#### WORK TO DO:
Set down the full listing exactly as given. Any pictures are to be left out.

(Excerpts from a figure dataset)
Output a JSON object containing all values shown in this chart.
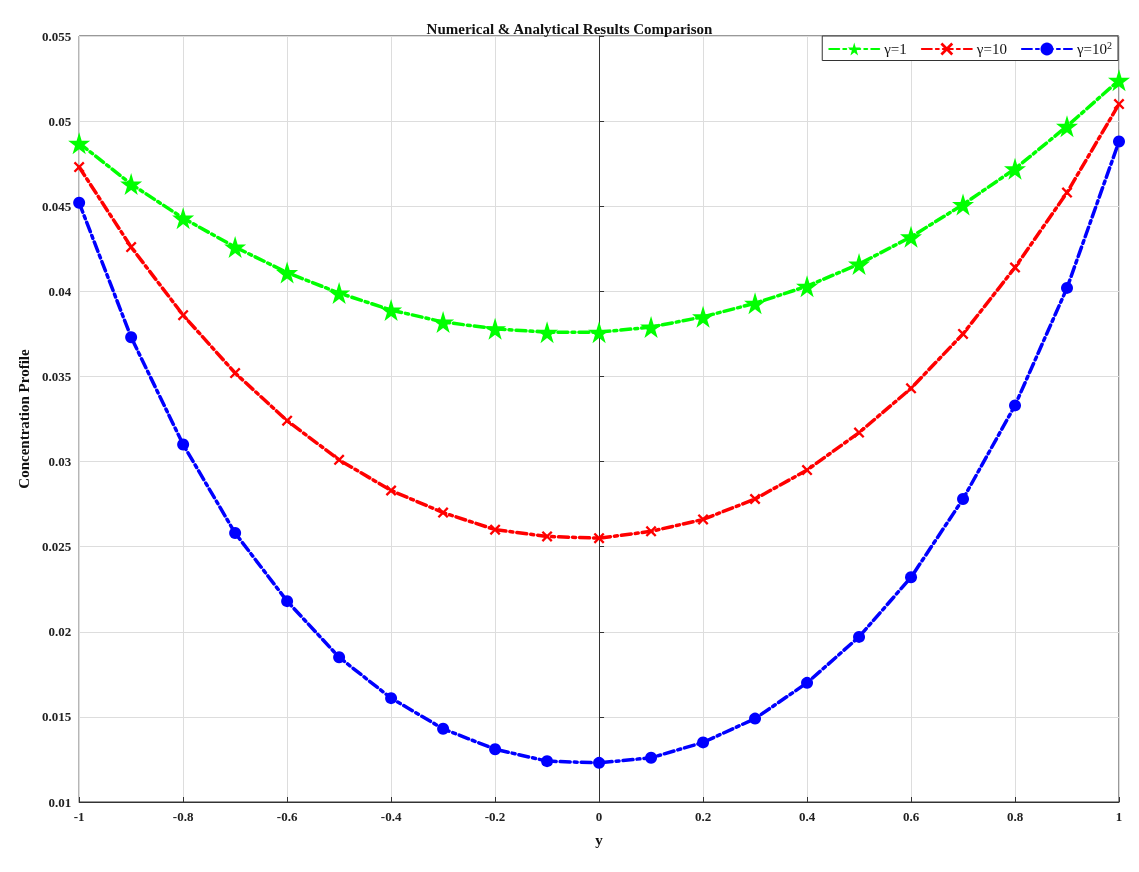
{
  "chart_data": {
    "type": "line",
    "title": "Numerical & Analytical Results Comparison",
    "xlabel": "y",
    "ylabel": "Concentration Profile",
    "x": [
      -1,
      -0.9,
      -0.8,
      -0.7,
      -0.6,
      -0.5,
      -0.4,
      -0.3,
      -0.2,
      -0.1,
      0,
      0.1,
      0.2,
      0.3,
      0.4,
      0.5,
      0.6,
      0.7,
      0.8,
      0.9,
      1
    ],
    "series": [
      {
        "name": "γ=1",
        "color": "#00ff00",
        "marker": "star",
        "values": [
          0.0487,
          0.0463,
          0.0443,
          0.0426,
          0.0411,
          0.0399,
          0.0389,
          0.0382,
          0.0378,
          0.0376,
          0.0376,
          0.0379,
          0.0385,
          0.0393,
          0.0403,
          0.0416,
          0.0432,
          0.0451,
          0.0472,
          0.0497,
          0.0524
        ]
      },
      {
        "name": "γ=10",
        "color": "#ff0000",
        "marker": "cross",
        "values": [
          0.0473,
          0.0426,
          0.0386,
          0.0352,
          0.0324,
          0.0301,
          0.0283,
          0.027,
          0.026,
          0.0256,
          0.0255,
          0.0259,
          0.0266,
          0.0278,
          0.0295,
          0.0317,
          0.0343,
          0.0375,
          0.0414,
          0.0458,
          0.051
        ]
      },
      {
        "name": "γ=10$^{2}$",
        "color": "#0000ff",
        "marker": "circle",
        "values": [
          0.0452,
          0.0373,
          0.031,
          0.0258,
          0.0218,
          0.0185,
          0.0161,
          0.0143,
          0.0131,
          0.0124,
          0.0123,
          0.0126,
          0.0135,
          0.0149,
          0.017,
          0.0197,
          0.0232,
          0.0278,
          0.0333,
          0.0402,
          0.0488
        ]
      }
    ],
    "xlim": [
      -1,
      1
    ],
    "xticks": [
      -1,
      -0.8,
      -0.6,
      -0.4,
      -0.2,
      0,
      0.2,
      0.4,
      0.6,
      0.8,
      1
    ],
    "ylim": [
      0.01,
      0.055
    ],
    "yticks": [
      0.01,
      0.015,
      0.02,
      0.025,
      0.03,
      0.035,
      0.04,
      0.045,
      0.05,
      0.055
    ],
    "grid": true,
    "legend": "top right",
    "line_style": "dashed"
  }
}
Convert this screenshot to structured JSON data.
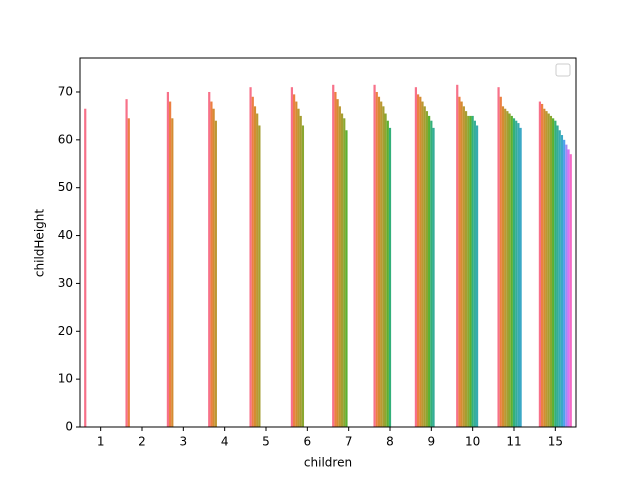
{
  "chart_data": {
    "type": "bar",
    "x_label": "children",
    "y_label": "childHeight",
    "categories": [
      "1",
      "2",
      "3",
      "4",
      "5",
      "6",
      "7",
      "8",
      "9",
      "10",
      "11",
      "15"
    ],
    "ylim": [
      0,
      77.1
    ],
    "yticks": [
      0,
      10,
      20,
      30,
      40,
      50,
      60,
      70
    ],
    "series": [
      {
        "color": "#f77189",
        "values": [
          66.5,
          68.5,
          70,
          70,
          71,
          71,
          71.5,
          71.5,
          71,
          71.5,
          71,
          68
        ]
      },
      {
        "color": "#ec7f42",
        "values": [
          null,
          64.5,
          68,
          68,
          69,
          69.5,
          70,
          70,
          69.5,
          69,
          69,
          67.5
        ]
      },
      {
        "color": "#d48c32",
        "values": [
          null,
          null,
          64.5,
          66.5,
          67,
          68,
          68.5,
          69,
          69,
          68,
          67,
          66.5
        ]
      },
      {
        "color": "#bb9832",
        "values": [
          null,
          null,
          null,
          64,
          65.5,
          66.5,
          67,
          68,
          68,
          67,
          66.5,
          66
        ]
      },
      {
        "color": "#a59e31",
        "values": [
          null,
          null,
          null,
          null,
          63,
          65,
          65.5,
          67,
          67,
          66,
          66,
          65.5
        ]
      },
      {
        "color": "#8ba731",
        "values": [
          null,
          null,
          null,
          null,
          null,
          63,
          64.5,
          65.5,
          66,
          65,
          65.5,
          65
        ]
      },
      {
        "color": "#5bb031",
        "values": [
          null,
          null,
          null,
          null,
          null,
          null,
          62,
          64,
          65,
          65,
          65,
          64.5
        ]
      },
      {
        "color": "#33b07a",
        "values": [
          null,
          null,
          null,
          null,
          null,
          null,
          null,
          62.5,
          64,
          65,
          64.5,
          64
        ]
      },
      {
        "color": "#35ad98",
        "values": [
          null,
          null,
          null,
          null,
          null,
          null,
          null,
          null,
          62.5,
          64,
          64,
          63
        ]
      },
      {
        "color": "#37abaf",
        "values": [
          null,
          null,
          null,
          null,
          null,
          null,
          null,
          null,
          null,
          63,
          63.5,
          62
        ]
      },
      {
        "color": "#3aa8c6",
        "values": [
          null,
          null,
          null,
          null,
          null,
          null,
          null,
          null,
          null,
          null,
          62.5,
          61
        ]
      },
      {
        "color": "#4ea0ec",
        "values": [
          null,
          null,
          null,
          null,
          null,
          null,
          null,
          null,
          null,
          null,
          null,
          60
        ]
      },
      {
        "color": "#9f8cf4",
        "values": [
          null,
          null,
          null,
          null,
          null,
          null,
          null,
          null,
          null,
          null,
          null,
          59
        ]
      },
      {
        "color": "#d873f4",
        "values": [
          null,
          null,
          null,
          null,
          null,
          null,
          null,
          null,
          null,
          null,
          null,
          58
        ]
      },
      {
        "color": "#f56bc6",
        "values": [
          null,
          null,
          null,
          null,
          null,
          null,
          null,
          null,
          null,
          null,
          null,
          57
        ]
      }
    ]
  }
}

#### EXPECTED OUTPUT:
Output a JSON object containing all values shown in this chart.
{
  "chart_data": {
    "type": "line",
    "title": "Numerical & Analytical Results Comparison",
    "xlabel": "y",
    "ylabel": "Concentration Profile",
    "x": [
      -1,
      -0.9,
      -0.8,
      -0.7,
      -0.6,
      -0.5,
      -0.4,
      -0.3,
      -0.2,
      -0.1,
      0,
      0.1,
      0.2,
      0.3,
      0.4,
      0.5,
      0.6,
      0.7,
      0.8,
      0.9,
      1
    ],
    "series": [
      {
        "name": "γ=1",
        "color": "#00ff00",
        "marker": "star",
        "values": [
          0.0487,
          0.0463,
          0.0443,
          0.0426,
          0.0411,
          0.0399,
          0.0389,
          0.0382,
          0.0378,
          0.0376,
          0.0376,
          0.0379,
          0.0385,
          0.0393,
          0.0403,
          0.0416,
          0.0432,
          0.0451,
          0.0472,
          0.0497,
          0.0524
        ]
      },
      {
        "name": "γ=10",
        "color": "#ff0000",
        "marker": "cross",
        "values": [
          0.0473,
          0.0426,
          0.0386,
          0.0352,
          0.0324,
          0.0301,
          0.0283,
          0.027,
          0.026,
          0.0256,
          0.0255,
          0.0259,
          0.0266,
          0.0278,
          0.0295,
          0.0317,
          0.0343,
          0.0375,
          0.0414,
          0.0458,
          0.051
        ]
      },
      {
        "name": "γ=10$^{2}$",
        "color": "#0000ff",
        "marker": "circle",
        "values": [
          0.0452,
          0.0373,
          0.031,
          0.0258,
          0.0218,
          0.0185,
          0.0161,
          0.0143,
          0.0131,
          0.0124,
          0.0123,
          0.0126,
          0.0135,
          0.0149,
          0.017,
          0.0197,
          0.0232,
          0.0278,
          0.0333,
          0.0402,
          0.0488
        ]
      }
    ],
    "xlim": [
      -1,
      1
    ],
    "xticks": [
      -1,
      -0.8,
      -0.6,
      -0.4,
      -0.2,
      0,
      0.2,
      0.4,
      0.6,
      0.8,
      1
    ],
    "ylim": [
      0.01,
      0.055
    ],
    "yticks": [
      0.01,
      0.015,
      0.02,
      0.025,
      0.03,
      0.035,
      0.04,
      0.045,
      0.05,
      0.055
    ],
    "grid": true,
    "legend": "top right",
    "line_style": "dashed"
  }
}
Convert this screenshot to structured JSON data.
{
  "chart_data": {
    "type": "bar",
    "x_label": "children",
    "y_label": "childHeight",
    "categories": [
      "1",
      "2",
      "3",
      "4",
      "5",
      "6",
      "7",
      "8",
      "9",
      "10",
      "11",
      "15"
    ],
    "ylim": [
      0,
      77.1
    ],
    "yticks": [
      0,
      10,
      20,
      30,
      40,
      50,
      60,
      70
    ],
    "series": [
      {
        "color": "#f77189",
        "values": [
          66.5,
          68.5,
          70,
          70,
          71,
          71,
          71.5,
          71.5,
          71,
          71.5,
          71,
          68
        ]
      },
      {
        "color": "#ec7f42",
        "values": [
          null,
          64.5,
          68,
          68,
          69,
          69.5,
          70,
          70,
          69.5,
          69,
          69,
          67.5
        ]
      },
      {
        "color": "#d48c32",
        "values": [
          null,
          null,
          64.5,
          66.5,
          67,
          68,
          68.5,
          69,
          69,
          68,
          67,
          66.5
        ]
      },
      {
        "color": "#bb9832",
        "values": [
          null,
          null,
          null,
          64,
          65.5,
          66.5,
          67,
          68,
          68,
          67,
          66.5,
          66
        ]
      },
      {
        "color": "#a59e31",
        "values": [
          null,
          null,
          null,
          null,
          63,
          65,
          65.5,
          67,
          67,
          66,
          66,
          65.5
        ]
      },
      {
        "color": "#8ba731",
        "values": [
          null,
          null,
          null,
          null,
          null,
          63,
          64.5,
          65.5,
          66,
          65,
          65.5,
          65
        ]
      },
      {
        "color": "#5bb031",
        "values": [
          null,
          null,
          null,
          null,
          null,
          null,
          62,
          64,
          65,
          65,
          65,
          64.5
        ]
      },
      {
        "color": "#33b07a",
        "values": [
          null,
          null,
          null,
          null,
          null,
          null,
          null,
          62.5,
          64,
          65,
          64.5,
          64
        ]
      },
      {
        "color": "#35ad98",
        "values": [
          null,
          null,
          null,
          null,
          null,
          null,
          null,
          null,
          62.5,
          64,
          64,
          63
        ]
      },
      {
        "color": "#37abaf",
        "values": [
          null,
          null,
          null,
          null,
          null,
          null,
          null,
          null,
          null,
          63,
          63.5,
          62
        ]
      },
      {
        "color": "#3aa8c6",
        "values": [
          null,
          null,
          null,
          null,
          null,
          null,
          null,
          null,
          null,
          null,
          62.5,
          61
        ]
      },
      {
        "color": "#4ea0ec",
        "values": [
          null,
          null,
          null,
          null,
          null,
          null,
          null,
          null,
          null,
          null,
          null,
          60
        ]
      },
      {
        "color": "#9f8cf4",
        "values": [
          null,
          null,
          null,
          null,
          null,
          null,
          null,
          null,
          null,
          null,
          null,
          59
        ]
      },
      {
        "color": "#d873f4",
        "values": [
          null,
          null,
          null,
          null,
          null,
          null,
          null,
          null,
          null,
          null,
          null,
          58
        ]
      },
      {
        "color": "#f56bc6",
        "values": [
          null,
          null,
          null,
          null,
          null,
          null,
          null,
          null,
          null,
          null,
          null,
          57
        ]
      }
    ]
  }
}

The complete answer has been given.